> _Text_
- - -

Servus michl! Hä Hä... langsam kommen sie alle aus den Löchern gekrochen  Also bei mir würd's die Woche mit Abendtouren supi klappen. Ich schick dir mal meine Nummer. Meld dich wenn's bei dir klappen würde.


----------



## DonPhilippe (15. Mai 2008)

Ach Michl, 

was les ich da, Demoka???

Such doch im Kaffee-Netz mal nach DonPhilippe... Schönen guten Tag


----------



## michl52 (15. Mai 2008)

Ja cool noch so verückte EspressoMTB junkies ! hehe !   

Hey thx für die Tel Nummer meld mich morgen mal. Im Moment hat
das Wetter ein wenig umgeschlagen naja was solls. Sind heute vormittag
da ich Urlaub habe mit dem RR unterwegs gewesen. Mal gucken evtl fahr ich
am Sonntag das Bergzeitfahren vom OTV Cup in Schönsee mit .....
natürlich nur Hobby .

..so long CU


----------



## MTBoberpfalz.de (23. Mai 2008)

Bin sehr viel im Waldnaabtal, Steinwald und Fichtelgebirge unterwegs. Spring auch gerne mal über die Grenze zum Touren fahren.

Wer Lust hat, einfach melden bei mir!

Gruß
Matthias
www.MTBoberpfalz.de


----------



## WoodGhost (23. Mai 2008)

Servus. Also Steinwald bin ich auch des öfteren unterwegs. Vielleicht morgen wieder wenn das Wetter passt und nix dazwischen kommt.


----------



## MTBoberpfalz.de (24. Mai 2008)

Der Naturpark Steinwald ist schon sehr schön. Es gibt verschiedene Routen!


----------



## MTB-News.de




----------



## flöhchen (8. Juni 2008)

hier ist im moment ja nicht viel los
wollte mich nur mal melden und fragen wer hier in der gegend so unterwegs ist
lg


----------



## WoodGhost (8. Juni 2008)

@flöhchen   kommt ganz darauf an in welcher Gegend du unterwegs bist? Weiden und Umgebung vielleicht?! Bin des öfteren mal mit ElRay, der hier ebenfalls im Forum ist, unterwegs. Meistens Weiden-Fischerberg.

- - -

> _Aufgaben_
[1] In welchen Gegenden ist MTBoberpfalz.de laut der Forumsdiskussion über Mountainbike-Touren sehr viel unterwegs?
[2] Schreibe die Forumsdiskussion über Mountainbike-Touren nach dem letzten Beitrag weiter.

> _Aufgeführte Zeilen_
- - -

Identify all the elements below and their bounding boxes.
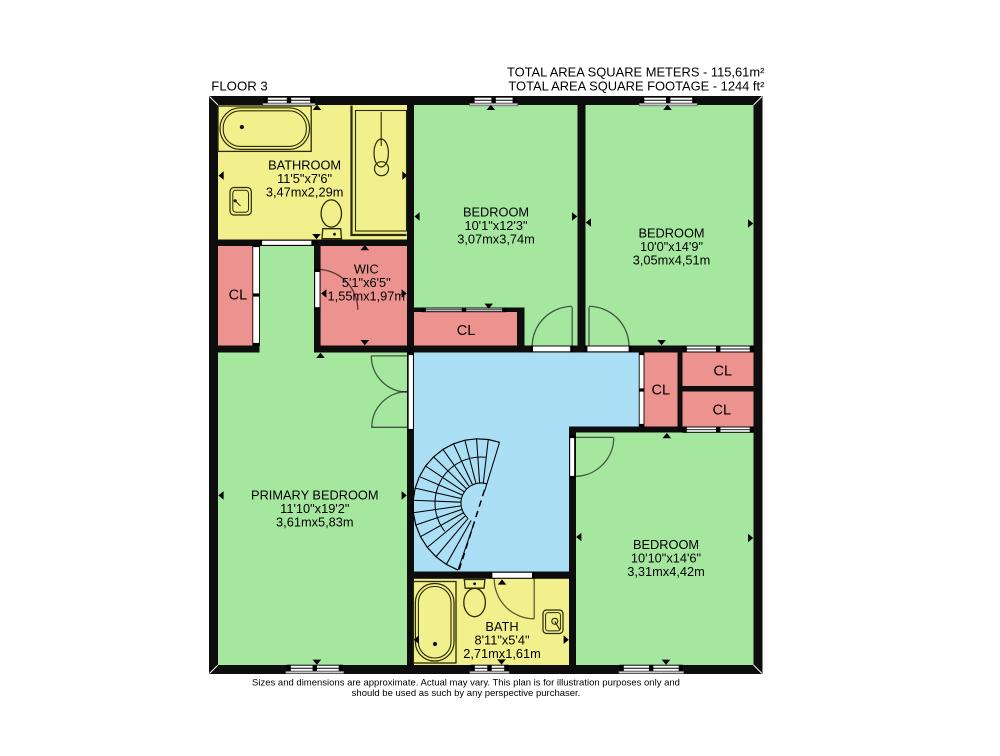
svg-text:1,55mx1,97m: 1,55mx1,97m <box>328 289 406 304</box>
svg-text:CL: CL <box>714 363 733 379</box>
svg-text:3,05mx4,51m: 3,05mx4,51m <box>633 253 711 268</box>
svg-text:TOTAL AREA SQUARE METERS - 115: TOTAL AREA SQUARE METERS - 115,61m² <box>507 64 765 79</box>
svg-text:Sizes and dimensions are appro: Sizes and dimensions are approximate. Ac… <box>252 678 680 689</box>
svg-text:CL: CL <box>229 288 248 304</box>
svg-text:3,07mx3,74m: 3,07mx3,74m <box>457 232 535 247</box>
svg-text:2,71mx1,61m: 2,71mx1,61m <box>463 646 541 661</box>
svg-text:3,31mx4,42m: 3,31mx4,42m <box>627 564 705 579</box>
svg-text:CL: CL <box>457 323 476 339</box>
svg-text:CL: CL <box>652 383 671 399</box>
svg-text:should be used as such by any: should be used as such by any perspectiv… <box>352 688 581 699</box>
svg-text:3,61mx5,83m: 3,61mx5,83m <box>276 515 354 530</box>
svg-text:FLOOR 3: FLOOR 3 <box>211 79 267 94</box>
svg-text:3,47mx2,29m: 3,47mx2,29m <box>266 185 344 200</box>
svg-text:CL: CL <box>713 402 732 418</box>
svg-text:TOTAL AREA SQUARE FOOTAGE - 12: TOTAL AREA SQUARE FOOTAGE - 1244 ft² <box>508 78 765 93</box>
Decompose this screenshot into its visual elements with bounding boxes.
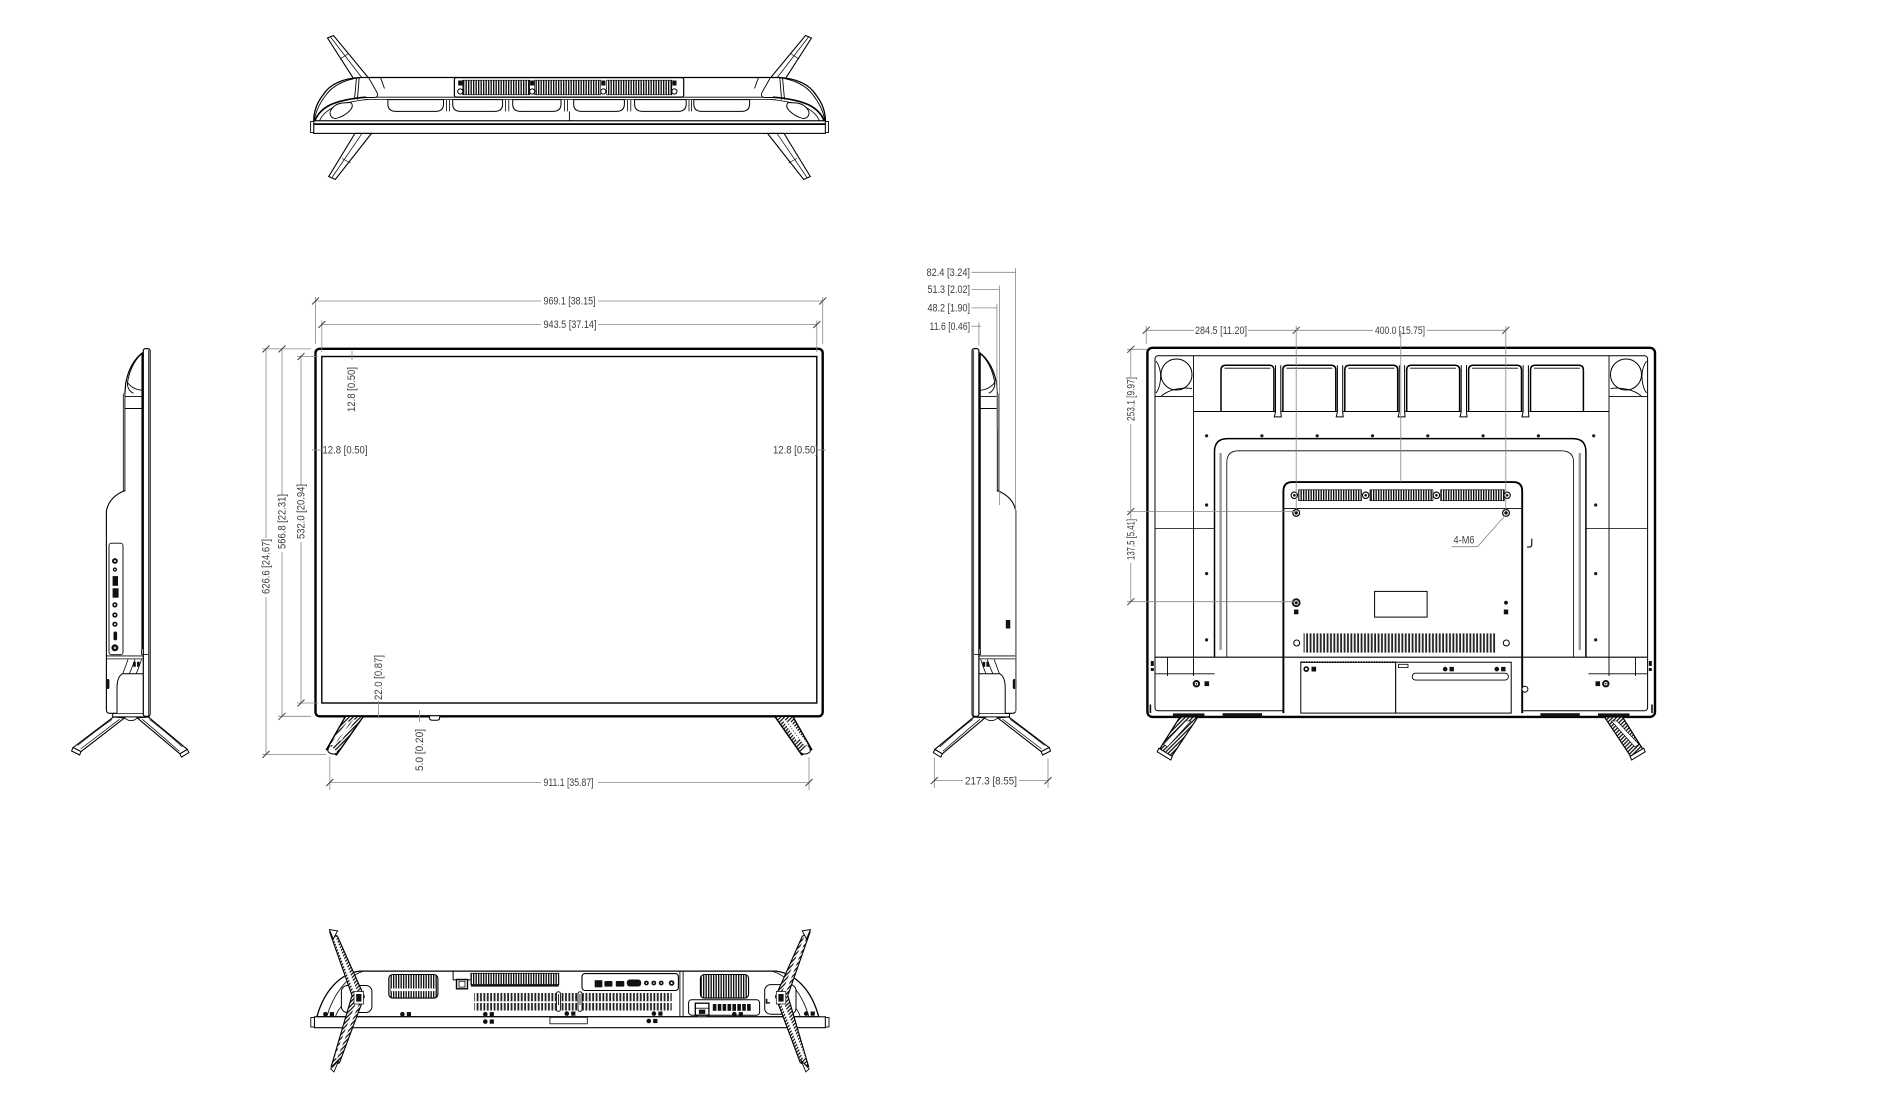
svg-text:48.2 [1.90]: 48.2 [1.90] — [928, 303, 971, 315]
svg-text:566.8 [22.31]: 566.8 [22.31] — [277, 494, 289, 549]
svg-text:284.5 [11.20]: 284.5 [11.20] — [1195, 325, 1247, 337]
svg-text:51.3 [2.02]: 51.3 [2.02] — [928, 284, 971, 296]
svg-text:911.1 [35.87]: 911.1 [35.87] — [544, 777, 594, 789]
svg-text:5.0 [0.20]: 5.0 [0.20] — [414, 729, 426, 771]
svg-text:12.8 [0.50]: 12.8 [0.50] — [346, 367, 358, 412]
svg-text:626.6 [24.67]: 626.6 [24.67] — [261, 539, 273, 594]
svg-text:11.6 [0.46]: 11.6 [0.46] — [930, 321, 971, 333]
svg-text:82.4 [3.24]: 82.4 [3.24] — [927, 267, 971, 279]
svg-text:400.0 [15.75]: 400.0 [15.75] — [1375, 325, 1425, 337]
svg-text:532.0 [20.94]: 532.0 [20.94] — [296, 484, 308, 539]
svg-text:253.1 [9.97]: 253.1 [9.97] — [1125, 377, 1137, 421]
svg-text:4-M6: 4-M6 — [1454, 535, 1475, 547]
svg-text:137.5 [5.41]: 137.5 [5.41] — [1125, 519, 1137, 560]
svg-text:12.8 [0.50]: 12.8 [0.50] — [773, 445, 818, 457]
svg-text:943.5 [37.14]: 943.5 [37.14] — [544, 319, 597, 331]
svg-text:12.8 [0.50]: 12.8 [0.50] — [323, 445, 368, 457]
svg-text:217.3 [8.55]: 217.3 [8.55] — [965, 775, 1017, 787]
svg-text:22.0 [0.87]: 22.0 [0.87] — [373, 655, 385, 700]
svg-text:969.1 [38.15]: 969.1 [38.15] — [544, 296, 596, 308]
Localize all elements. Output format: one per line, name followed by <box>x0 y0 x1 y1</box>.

- - -

> _Antworten_
[1] Im Waldnaabtal, im Steinwald und im Fichtelgebirge.

[2]
----------



## flöhchen (9. Juni 2008)

ja, ich komm aus weiden und umgebung 
also new
allerdings bin ich absoluter anfänger
und wie ich das gelesen hab, ist das wohl eher nix für euch
bin ehrlich gesagt ne faule socke und suche leute, die mir ab und an mal in den punktpunktpunkt treten, damit ich endlich mal ein paar strecken hier kennenlerne und vor allem bissl fitter werde


----------



## WoodGhost (9. Juni 2008)

du is kein Problem. kannst trotzdem mal mitkommen. is ja nicht so das ich, genauso wie du, jemanden was beweisen muss. Manchmal wenn nicht mein Tag ist fahr ich auch nur meine 15km. Wir sind keine von diesen Junkies die bei ner Herzfrequenz von 120 ne 30% Steigung mit 20 Sachen hochbrettern. Kann dir gern mal alles zeigen. Auch wenn's keiner glauben mag, der Fischerberg und Umgebung is sehr abwechslungsreich.


----------



## flöhchen (10. Juni 2008)

naja, ich bin halt wie gesagt alles andere als fit
und ich hab net so wirklich lust drauf jemanden aufzuhalten bzw mich "schämen" zu müssen, weil ich nicht mithalten kann
also erstmal ganz genau überlegen ob du dir das wirklich antun willst



lg


----------



## fraenkster (20. Juni 2008)

na dann fahr ich no mit, dann simmer scho 2 bremsen aus neustadt


----------



## flöhchen (21. Juni 2008)

*lach*
na das klingt ja mal gut


----------



## skraushome (6. Juli 2008)

Hallo Leute also ich wohen 20 km weg von Weiden (bei Tirschenreuth) und ich kann mich donPhilipe nur anschließen. Wer sagt bei uns ist es langweilig hat echt keinen Plan


----------



## DonPhilippe (7. Juli 2008)

Sooo, das Rocky ist am Start seit ner Woche.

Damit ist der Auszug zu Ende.